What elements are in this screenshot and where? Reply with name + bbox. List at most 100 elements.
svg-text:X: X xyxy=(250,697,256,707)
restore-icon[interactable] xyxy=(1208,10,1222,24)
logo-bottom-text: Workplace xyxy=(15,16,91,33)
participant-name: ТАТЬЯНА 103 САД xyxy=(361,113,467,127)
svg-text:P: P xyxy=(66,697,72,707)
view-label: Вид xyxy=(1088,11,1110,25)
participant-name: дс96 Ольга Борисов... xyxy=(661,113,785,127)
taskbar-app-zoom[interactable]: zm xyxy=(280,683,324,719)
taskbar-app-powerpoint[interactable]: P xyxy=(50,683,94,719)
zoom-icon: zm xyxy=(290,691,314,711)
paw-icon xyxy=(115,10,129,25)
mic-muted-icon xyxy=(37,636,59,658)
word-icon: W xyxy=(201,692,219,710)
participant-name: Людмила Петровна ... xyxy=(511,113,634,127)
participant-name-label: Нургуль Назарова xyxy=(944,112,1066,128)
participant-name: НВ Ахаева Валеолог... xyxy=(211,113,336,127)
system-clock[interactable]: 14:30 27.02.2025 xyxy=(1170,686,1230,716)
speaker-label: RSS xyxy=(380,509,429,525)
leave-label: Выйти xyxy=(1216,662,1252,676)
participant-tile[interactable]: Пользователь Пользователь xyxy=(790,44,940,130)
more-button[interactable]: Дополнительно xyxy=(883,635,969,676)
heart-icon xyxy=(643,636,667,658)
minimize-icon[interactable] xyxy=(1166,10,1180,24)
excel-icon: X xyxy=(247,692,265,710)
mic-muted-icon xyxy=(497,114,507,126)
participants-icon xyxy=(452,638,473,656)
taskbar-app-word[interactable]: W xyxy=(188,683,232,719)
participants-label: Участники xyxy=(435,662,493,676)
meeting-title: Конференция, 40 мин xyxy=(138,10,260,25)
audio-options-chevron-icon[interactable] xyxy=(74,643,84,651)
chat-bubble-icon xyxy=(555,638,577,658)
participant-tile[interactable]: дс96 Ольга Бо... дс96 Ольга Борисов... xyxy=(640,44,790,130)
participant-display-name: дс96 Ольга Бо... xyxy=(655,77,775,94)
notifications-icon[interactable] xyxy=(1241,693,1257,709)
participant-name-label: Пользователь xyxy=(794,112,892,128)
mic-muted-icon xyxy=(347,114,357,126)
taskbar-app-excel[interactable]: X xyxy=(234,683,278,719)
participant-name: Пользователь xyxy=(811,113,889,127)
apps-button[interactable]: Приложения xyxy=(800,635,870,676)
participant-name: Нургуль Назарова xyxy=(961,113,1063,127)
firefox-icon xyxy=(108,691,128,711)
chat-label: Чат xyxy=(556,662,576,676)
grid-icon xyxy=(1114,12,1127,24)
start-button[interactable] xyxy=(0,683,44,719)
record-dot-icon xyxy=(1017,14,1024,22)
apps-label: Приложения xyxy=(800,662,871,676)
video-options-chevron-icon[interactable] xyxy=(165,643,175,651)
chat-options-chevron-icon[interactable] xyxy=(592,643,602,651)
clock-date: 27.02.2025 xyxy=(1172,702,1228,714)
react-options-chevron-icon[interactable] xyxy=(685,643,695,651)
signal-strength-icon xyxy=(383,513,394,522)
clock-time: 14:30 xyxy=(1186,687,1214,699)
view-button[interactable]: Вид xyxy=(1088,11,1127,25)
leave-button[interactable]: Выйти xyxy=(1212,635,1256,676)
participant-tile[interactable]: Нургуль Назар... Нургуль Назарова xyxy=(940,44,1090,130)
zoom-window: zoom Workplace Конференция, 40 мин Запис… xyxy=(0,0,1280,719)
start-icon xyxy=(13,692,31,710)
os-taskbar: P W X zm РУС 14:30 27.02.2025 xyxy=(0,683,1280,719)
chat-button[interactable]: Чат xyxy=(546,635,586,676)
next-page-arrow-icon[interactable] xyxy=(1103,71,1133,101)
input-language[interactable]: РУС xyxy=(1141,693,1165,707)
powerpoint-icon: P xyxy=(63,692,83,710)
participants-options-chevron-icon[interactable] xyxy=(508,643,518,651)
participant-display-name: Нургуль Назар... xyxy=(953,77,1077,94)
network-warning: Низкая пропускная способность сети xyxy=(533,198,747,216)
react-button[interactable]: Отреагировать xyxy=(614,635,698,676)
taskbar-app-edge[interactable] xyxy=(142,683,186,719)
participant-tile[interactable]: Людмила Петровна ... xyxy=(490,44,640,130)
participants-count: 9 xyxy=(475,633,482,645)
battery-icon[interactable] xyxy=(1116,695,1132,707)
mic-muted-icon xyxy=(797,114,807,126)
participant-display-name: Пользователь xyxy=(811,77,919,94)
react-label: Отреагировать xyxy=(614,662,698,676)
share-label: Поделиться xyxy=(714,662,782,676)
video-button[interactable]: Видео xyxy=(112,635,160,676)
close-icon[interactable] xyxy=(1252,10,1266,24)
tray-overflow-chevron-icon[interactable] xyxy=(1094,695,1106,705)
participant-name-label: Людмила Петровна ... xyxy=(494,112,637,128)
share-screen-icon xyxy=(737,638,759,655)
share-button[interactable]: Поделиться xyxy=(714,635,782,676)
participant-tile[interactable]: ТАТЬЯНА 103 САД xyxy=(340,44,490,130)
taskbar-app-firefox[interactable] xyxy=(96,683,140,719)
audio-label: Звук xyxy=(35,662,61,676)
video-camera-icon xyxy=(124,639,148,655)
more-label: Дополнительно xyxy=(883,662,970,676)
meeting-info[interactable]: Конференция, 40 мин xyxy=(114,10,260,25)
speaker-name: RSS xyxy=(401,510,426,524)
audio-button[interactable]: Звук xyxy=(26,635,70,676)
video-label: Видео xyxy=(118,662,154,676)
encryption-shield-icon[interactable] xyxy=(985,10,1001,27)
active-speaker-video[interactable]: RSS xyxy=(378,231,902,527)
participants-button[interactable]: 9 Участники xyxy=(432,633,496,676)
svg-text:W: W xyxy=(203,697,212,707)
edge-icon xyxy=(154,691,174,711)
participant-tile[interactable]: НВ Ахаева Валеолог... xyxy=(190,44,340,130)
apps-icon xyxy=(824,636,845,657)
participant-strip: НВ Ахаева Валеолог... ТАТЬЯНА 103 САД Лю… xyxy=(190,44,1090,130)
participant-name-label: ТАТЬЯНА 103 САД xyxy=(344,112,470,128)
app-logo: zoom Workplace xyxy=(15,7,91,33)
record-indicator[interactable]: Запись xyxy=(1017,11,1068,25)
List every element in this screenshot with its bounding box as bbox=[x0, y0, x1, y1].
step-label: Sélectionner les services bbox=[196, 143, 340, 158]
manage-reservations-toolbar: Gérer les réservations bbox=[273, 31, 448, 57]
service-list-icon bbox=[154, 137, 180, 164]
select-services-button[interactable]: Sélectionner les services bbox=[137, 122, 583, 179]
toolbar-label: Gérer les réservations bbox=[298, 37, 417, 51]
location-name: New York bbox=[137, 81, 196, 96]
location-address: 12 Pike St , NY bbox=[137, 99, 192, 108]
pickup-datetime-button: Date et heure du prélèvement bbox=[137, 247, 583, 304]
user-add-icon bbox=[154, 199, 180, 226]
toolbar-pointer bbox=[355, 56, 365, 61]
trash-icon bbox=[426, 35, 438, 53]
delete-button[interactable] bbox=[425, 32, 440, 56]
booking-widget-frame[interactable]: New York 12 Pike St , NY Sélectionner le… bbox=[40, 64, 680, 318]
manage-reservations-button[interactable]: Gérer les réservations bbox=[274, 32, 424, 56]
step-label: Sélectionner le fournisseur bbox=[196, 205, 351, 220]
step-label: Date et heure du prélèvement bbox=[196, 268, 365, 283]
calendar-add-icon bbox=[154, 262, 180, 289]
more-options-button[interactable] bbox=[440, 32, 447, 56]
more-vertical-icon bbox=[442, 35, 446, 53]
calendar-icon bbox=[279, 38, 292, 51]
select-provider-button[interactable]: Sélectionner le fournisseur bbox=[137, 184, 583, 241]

==========

Copy the listing from its first line through the line with "participant-tile[interactable]: дс96 Ольга", replacing "mic-muted-icon" with "microphone-off-icon" and keeping everything else unchanged.

What elements are in this screenshot and where? Reply with name + bbox. List at most 100 elements.
svg-text:X: X xyxy=(250,697,256,707)
restore-icon[interactable] xyxy=(1208,10,1222,24)
logo-bottom-text: Workplace xyxy=(15,16,91,33)
participant-name: ТАТЬЯНА 103 САД xyxy=(361,113,467,127)
svg-text:P: P xyxy=(66,697,72,707)
view-label: Вид xyxy=(1088,11,1110,25)
participant-name: дс96 Ольга Борисов... xyxy=(661,113,785,127)
taskbar-app-zoom[interactable]: zm xyxy=(280,683,324,719)
taskbar-app-powerpoint[interactable]: P xyxy=(50,683,94,719)
zoom-icon: zm xyxy=(290,691,314,711)
paw-icon xyxy=(115,10,129,25)
microphone-off-icon xyxy=(37,636,59,658)
word-icon: W xyxy=(201,692,219,710)
participant-name: Людмила Петровна ... xyxy=(511,113,634,127)
participant-name-label: Нургуль Назарова xyxy=(944,112,1066,128)
participant-name: НВ Ахаева Валеолог... xyxy=(211,113,336,127)
system-clock[interactable]: 14:30 27.02.2025 xyxy=(1170,686,1230,716)
speaker-label: RSS xyxy=(380,509,429,525)
leave-label: Выйти xyxy=(1216,662,1252,676)
participant-tile[interactable]: Пользователь Пользователь xyxy=(790,44,940,130)
more-button[interactable]: Дополнительно xyxy=(883,635,969,676)
heart-icon xyxy=(643,636,667,658)
minimize-icon[interactable] xyxy=(1166,10,1180,24)
excel-icon: X xyxy=(247,692,265,710)
microphone-off-icon xyxy=(497,114,507,126)
participants-icon xyxy=(452,638,473,656)
taskbar-app-word[interactable]: W xyxy=(188,683,232,719)
participants-label: Участники xyxy=(435,662,493,676)
meeting-title: Конференция, 40 мин xyxy=(138,10,260,25)
audio-options-chevron-icon[interactable] xyxy=(74,643,84,651)
chat-bubble-icon xyxy=(555,638,577,658)
participant-tile[interactable]: дс96 Ольга Бо... дс96 Ольга Борисов... xyxy=(640,44,790,130)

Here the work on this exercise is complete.